_LISTED RECORDS_:

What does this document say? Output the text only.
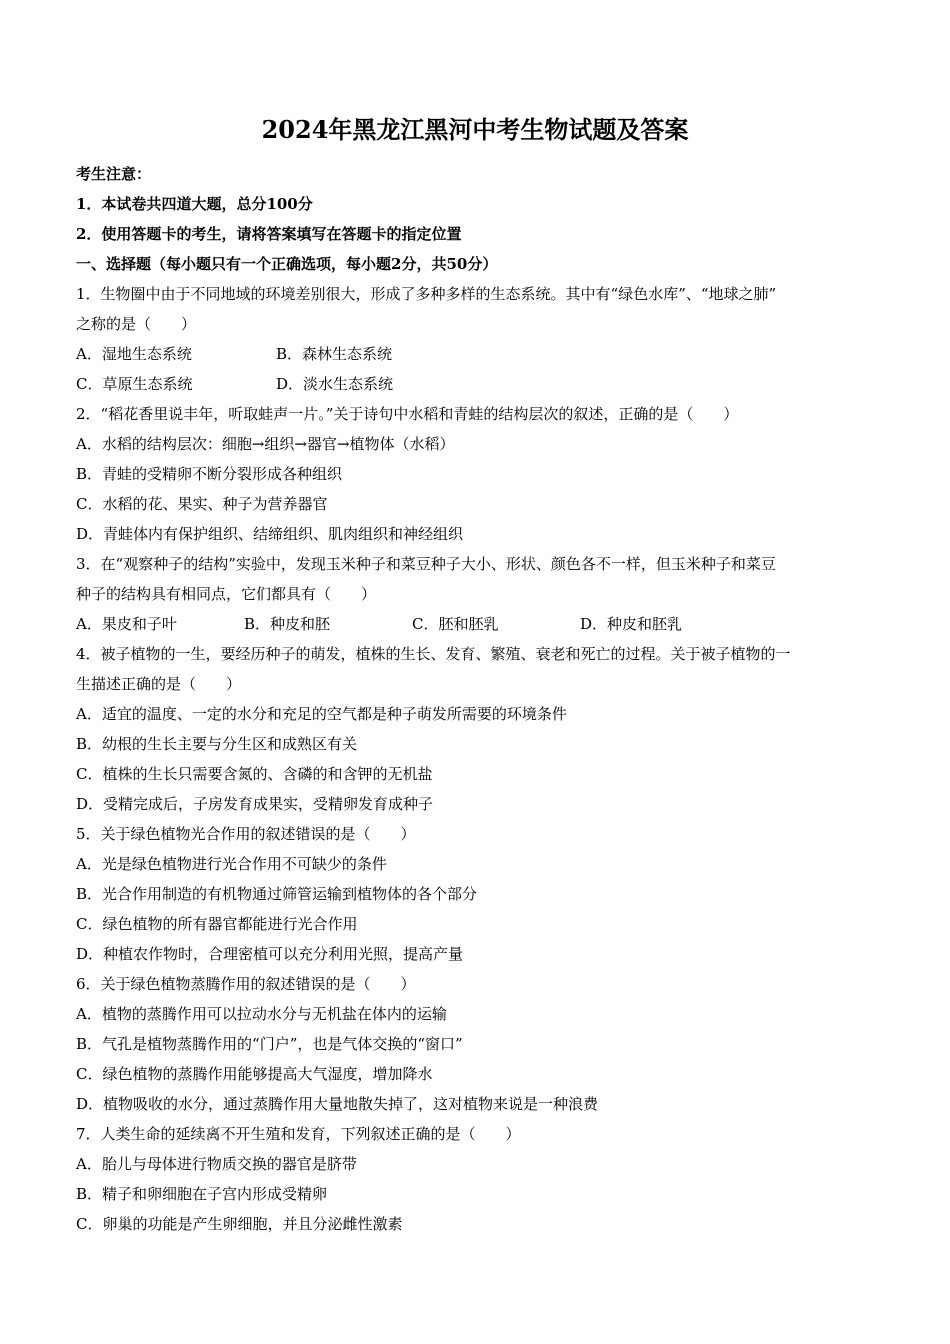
2024年黑龙江黑河中考生物试题及答案
考生注意：
1．本试卷共四道大题，总分100分
2．使用答题卡的考生，请将答案填写在答题卡的指定位置
一、选择题（每小题只有一个正确选项，每小题2分，共50分）
1．生物圈中由于不同地域的环境差别很大，形成了多种多样的生态系统。其中有“绿色水库”、“地球之肺”
之称的是（　　）
A．湿地生态系统	B．森林生态系统
C．草原生态系统	D．淡水生态系统
2．“稻花香里说丰年，听取蛙声一片。”关于诗句中水稻和青蛙的结构层次的叙述，正确的是（　　）
A．水稻的结构层次：细胞→组织→器官→植物体（水稻）
B．青蛙的受精卵不断分裂形成各种组织
C．水稻的花、果实、种子为营养器官
D．青蛙体内有保护组织、结缔组织、肌肉组织和神经组织
3．在“观察种子的结构”实验中，发现玉米种子和菜豆种子大小、形状、颜色各不一样，但玉米种子和菜豆
种子的结构具有相同点，它们都具有（　　）
A．果皮和子叶	B．种皮和胚	C．胚和胚乳	D．种皮和胚乳
4．被子植物的一生，要经历种子的萌发，植株的生长、发育、繁殖、衰老和死亡的过程。关于被子植物的一
生描述正确的是（　　）
A．适宜的温度、一定的水分和充足的空气都是种子萌发所需要的环境条件
B．幼根的生长主要与分生区和成熟区有关
C．植株的生长只需要含氮的、含磷的和含钾的无机盐
D．受精完成后，子房发育成果实，受精卵发育成种子
5．关于绿色植物光合作用的叙述错误的是（　　）
A．光是绿色植物进行光合作用不可缺少的条件
B．光合作用制造的有机物通过筛管运输到植物体的各个部分
C．绿色植物的所有器官都能进行光合作用
D．种植农作物时，合理密植可以充分利用光照，提高产量
6．关于绿色植物蒸腾作用的叙述错误的是（　　）
A．植物的蒸腾作用可以拉动水分与无机盐在体内的运输
B．气孔是植物蒸腾作用的“门户”，也是气体交换的“窗口”
C．绿色植物的蒸腾作用能够提高大气湿度，增加降水
D．植物吸收的水分，通过蒸腾作用大量地散失掉了，这对植物来说是一种浪费
7．人类生命的延续离不开生殖和发育，下列叙述正确的是（　　）
A．胎儿与母体进行物质交换的器官是脐带
B．精子和卵细胞在子宫内形成受精卵
C．卵巢的功能是产生卵细胞，并且分泌雌性激素
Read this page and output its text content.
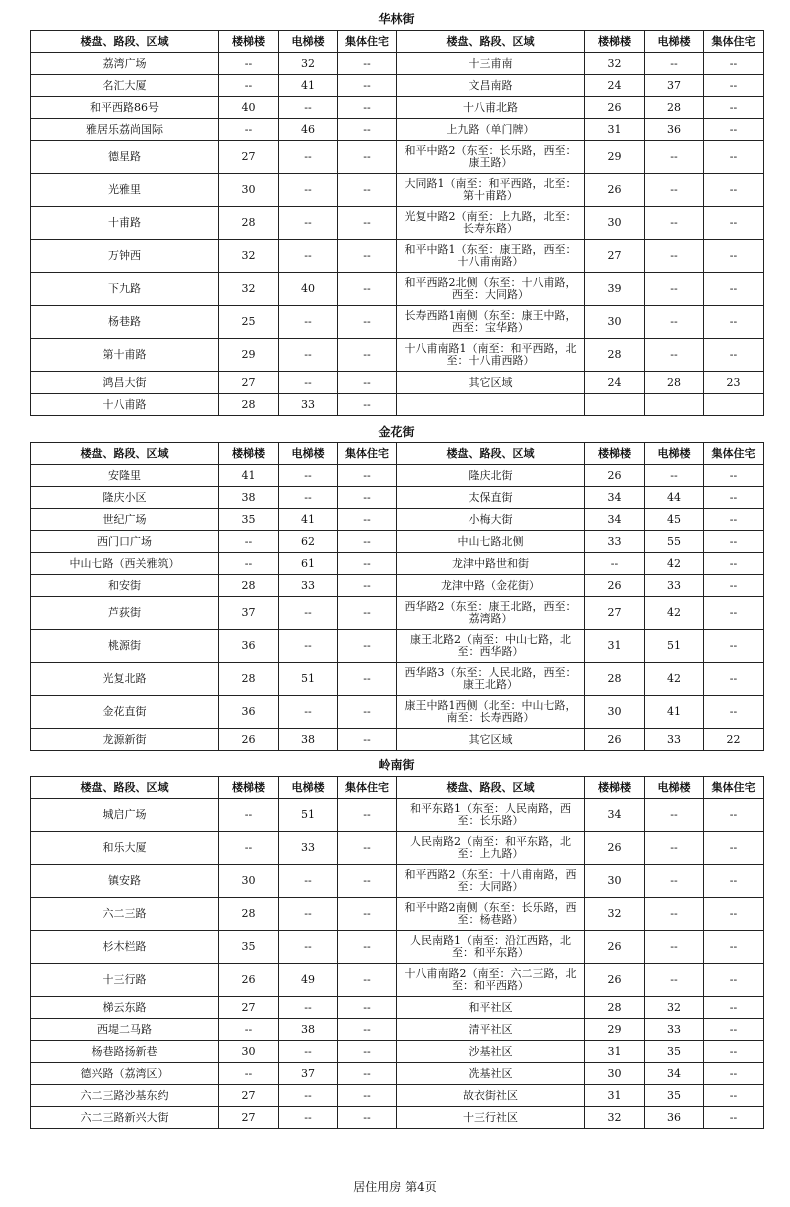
华林街
楼盘、路段、区域	楼梯楼	电梯楼	集体住宅	楼盘、路段、区域	楼梯楼	电梯楼	集体住宅
荔湾广场	--	32	--	十三甫南	32	--	--
名汇大厦	--	41	--	文昌南路	24	37	--
和平西路86号	40	--	--	十八甫北路	26	28	--
雅居乐荔尚国际	--	46	--	上九路（单门牌）	31	36	--
德星路	27	--	--	和平中路2（东至：长乐路，西至：康王路）	29	--	--
光雅里	30	--	--	大同路1（南至：和平西路，北至：第十甫路）	26	--	--
十甫路	28	--	--	光复中路2（南至：上九路，北至：长寿东路）	30	--	--
万钟西	32	--	--	和平中路1（东至：康王路，西至：十八甫南路）	27	--	--
下九路	32	40	--	和平西路2北侧（东至：十八甫路，西至：大同路）	39	--	--
杨巷路	25	--	--	长寿西路1南侧（东至：康王中路，西至：宝华路）	30	--	--
第十甫路	29	--	--	十八甫南路1（南至：和平西路，北至：十八甫西路）	28	--	--
鸿昌大街	27	--	--	其它区域	24	28	23
十八甫路	28	33	--				
金花街
楼盘、路段、区域	楼梯楼	电梯楼	集体住宅	楼盘、路段、区域	楼梯楼	电梯楼	集体住宅
安隆里	41	--	--	隆庆北街	26	--	--
隆庆小区	38	--	--	太保直街	34	44	--
世纪广场	35	41	--	小梅大街	34	45	--
西门口广场	--	62	--	中山七路北侧	33	55	--
中山七路（西关雅筑）	--	61	--	龙津中路世和街	--	42	--
和安街	28	33	--	龙津中路（金花街）	26	33	--
芦荻街	37	--	--	西华路2（东至：康王北路，西至：荔湾路）	27	42	--
桃源街	36	--	--	康王北路2（南至：中山七路，北至：西华路）	31	51	--
光复北路	28	51	--	西华路3（东至：人民北路，西至：康王北路）	28	42	--
金花直街	36	--	--	康王中路1西侧（北至：中山七路，南至：长寿西路）	30	41	--
龙源新街	26	38	--	其它区域	26	33	22
岭南街
楼盘、路段、区域	楼梯楼	电梯楼	集体住宅	楼盘、路段、区域	楼梯楼	电梯楼	集体住宅
城启广场	--	51	--	和平东路1（东至：人民南路，西至：长乐路）	34	--	--
和乐大厦	--	33	--	人民南路2（南至：和平东路，北至：上九路）	26	--	--
镇安路	30	--	--	和平西路2（东至：十八甫南路，西至：大同路）	30	--	--
六二三路	28	--	--	和平中路2南侧（东至：长乐路，西至：杨巷路）	32	--	--
杉木栏路	35	--	--	人民南路1（南至：沿江西路，北至：和平东路）	26	--	--
十三行路	26	49	--	十八甫南路2（南至：六二三路，北至：和平西路）	26	--	--
梯云东路	27	--	--	和平社区	28	32	--
西堤二马路	--	38	--	清平社区	29	33	--
杨巷路扬新巷	30	--	--	沙基社区	31	35	--
德兴路（荔湾区）	--	37	--	冼基社区	30	34	--
六二三路沙基东约	27	--	--	故衣街社区	31	35	--
六二三路新兴大街	27	--	--	十三行社区	32	36	--
居住用房 第4页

_WORK TO COMPLETE_:
Print out the material word for word, omitting the pictures.

_FULL OUTPUT_:
What does this document say? Output the text only.
2024年黑龙江黑河中考生物试题及答案
考生注意：
1．本试卷共四道大题，总分100分
2．使用答题卡的考生，请将答案填写在答题卡的指定位置
一、选择题（每小题只有一个正确选项，每小题2分，共50分）
1．生物圈中由于不同地域的环境差别很大，形成了多种多样的生态系统。其中有“绿色水库”、“地球之肺”
之称的是（　　）
A．湿地生态系统	B．森林生态系统
C．草原生态系统	D．淡水生态系统
2．“稻花香里说丰年，听取蛙声一片。”关于诗句中水稻和青蛙的结构层次的叙述，正确的是（　　）
A．水稻的结构层次：细胞→组织→器官→植物体（水稻）
B．青蛙的受精卵不断分裂形成各种组织
C．水稻的花、果实、种子为营养器官
D．青蛙体内有保护组织、结缔组织、肌肉组织和神经组织
3．在“观察种子的结构”实验中，发现玉米种子和菜豆种子大小、形状、颜色各不一样，但玉米种子和菜豆
种子的结构具有相同点，它们都具有（　　）
A．果皮和子叶	B．种皮和胚	C．胚和胚乳	D．种皮和胚乳
4．被子植物的一生，要经历种子的萌发，植株的生长、发育、繁殖、衰老和死亡的过程。关于被子植物的一
生描述正确的是（　　）
A．适宜的温度、一定的水分和充足的空气都是种子萌发所需要的环境条件
B．幼根的生长主要与分生区和成熟区有关
C．植株的生长只需要含氮的、含磷的和含钾的无机盐
D．受精完成后，子房发育成果实，受精卵发育成种子
5．关于绿色植物光合作用的叙述错误的是（　　）
A．光是绿色植物进行光合作用不可缺少的条件
B．光合作用制造的有机物通过筛管运输到植物体的各个部分
C．绿色植物的所有器官都能进行光合作用
D．种植农作物时，合理密植可以充分利用光照，提高产量
6．关于绿色植物蒸腾作用的叙述错误的是（　　）
A．植物的蒸腾作用可以拉动水分与无机盐在体内的运输
B．气孔是植物蒸腾作用的“门户”，也是气体交换的“窗口”
C．绿色植物的蒸腾作用能够提高大气湿度，增加降水
D．植物吸收的水分，通过蒸腾作用大量地散失掉了，这对植物来说是一种浪费
7．人类生命的延续离不开生殖和发育，下列叙述正确的是（　　）
A．胎儿与母体进行物质交换的器官是脐带
B．精子和卵细胞在子宫内形成受精卵
C．卵巢的功能是产生卵细胞，并且分泌雌性激素
Read this page and output its text content.
华林街
楼盘、路段、区域	楼梯楼	电梯楼	集体住宅	楼盘、路段、区域	楼梯楼	电梯楼	集体住宅
荔湾广场	--	32	--	十三甫南	32	--	--
名汇大厦	--	41	--	文昌南路	24	37	--
和平西路86号	40	--	--	十八甫北路	26	28	--
雅居乐荔尚国际	--	46	--	上九路（单门牌）	31	36	--
德星路	27	--	--	和平中路2（东至：长乐路，西至：康王路）	29	--	--
光雅里	30	--	--	大同路1（南至：和平西路，北至：第十甫路）	26	--	--
十甫路	28	--	--	光复中路2（南至：上九路，北至：长寿东路）	30	--	--
万钟西	32	--	--	和平中路1（东至：康王路，西至：十八甫南路）	27	--	--
下九路	32	40	--	和平西路2北侧（东至：十八甫路，西至：大同路）	39	--	--
杨巷路	25	--	--	长寿西路1南侧（东至：康王中路，西至：宝华路）	30	--	--
第十甫路	29	--	--	十八甫南路1（南至：和平西路，北至：十八甫西路）	28	--	--
鸿昌大街	27	--	--	其它区域	24	28	23
十八甫路	28	33	--				
金花街
楼盘、路段、区域	楼梯楼	电梯楼	集体住宅	楼盘、路段、区域	楼梯楼	电梯楼	集体住宅
安隆里	41	--	--	隆庆北街	26	--	--
隆庆小区	38	--	--	太保直街	34	44	--
世纪广场	35	41	--	小梅大街	34	45	--
西门口广场	--	62	--	中山七路北侧	33	55	--
中山七路（西关雅筑）	--	61	--	龙津中路世和街	--	42	--
和安街	28	33	--	龙津中路（金花街）	26	33	--
芦荻街	37	--	--	西华路2（东至：康王北路，西至：荔湾路）	27	42	--
桃源街	36	--	--	康王北路2（南至：中山七路，北至：西华路）	31	51	--
光复北路	28	51	--	西华路3（东至：人民北路，西至：康王北路）	28	42	--
金花直街	36	--	--	康王中路1西侧（北至：中山七路，南至：长寿西路）	30	41	--
龙源新街	26	38	--	其它区域	26	33	22
岭南街
楼盘、路段、区域	楼梯楼	电梯楼	集体住宅	楼盘、路段、区域	楼梯楼	电梯楼	集体住宅
城启广场	--	51	--	和平东路1（东至：人民南路，西至：长乐路）	34	--	--
和乐大厦	--	33	--	人民南路2（南至：和平东路，北至：上九路）	26	--	--
镇安路	30	--	--	和平西路2（东至：十八甫南路，西至：大同路）	30	--	--
六二三路	28	--	--	和平中路2南侧（东至：长乐路，西至：杨巷路）	32	--	--
杉木栏路	35	--	--	人民南路1（南至：沿江西路，北至：和平东路）	26	--	--
十三行路	26	49	--	十八甫南路2（南至：六二三路，北至：和平西路）	26	--	--
梯云东路	27	--	--	和平社区	28	32	--
西堤二马路	--	38	--	清平社区	29	33	--
杨巷路扬新巷	30	--	--	沙基社区	31	35	--
德兴路（荔湾区）	--	37	--	冼基社区	30	34	--
六二三路沙基东约	27	--	--	故衣街社区	31	35	--
六二三路新兴大街	27	--	--	十三行社区	32	36	--
居住用房 第4页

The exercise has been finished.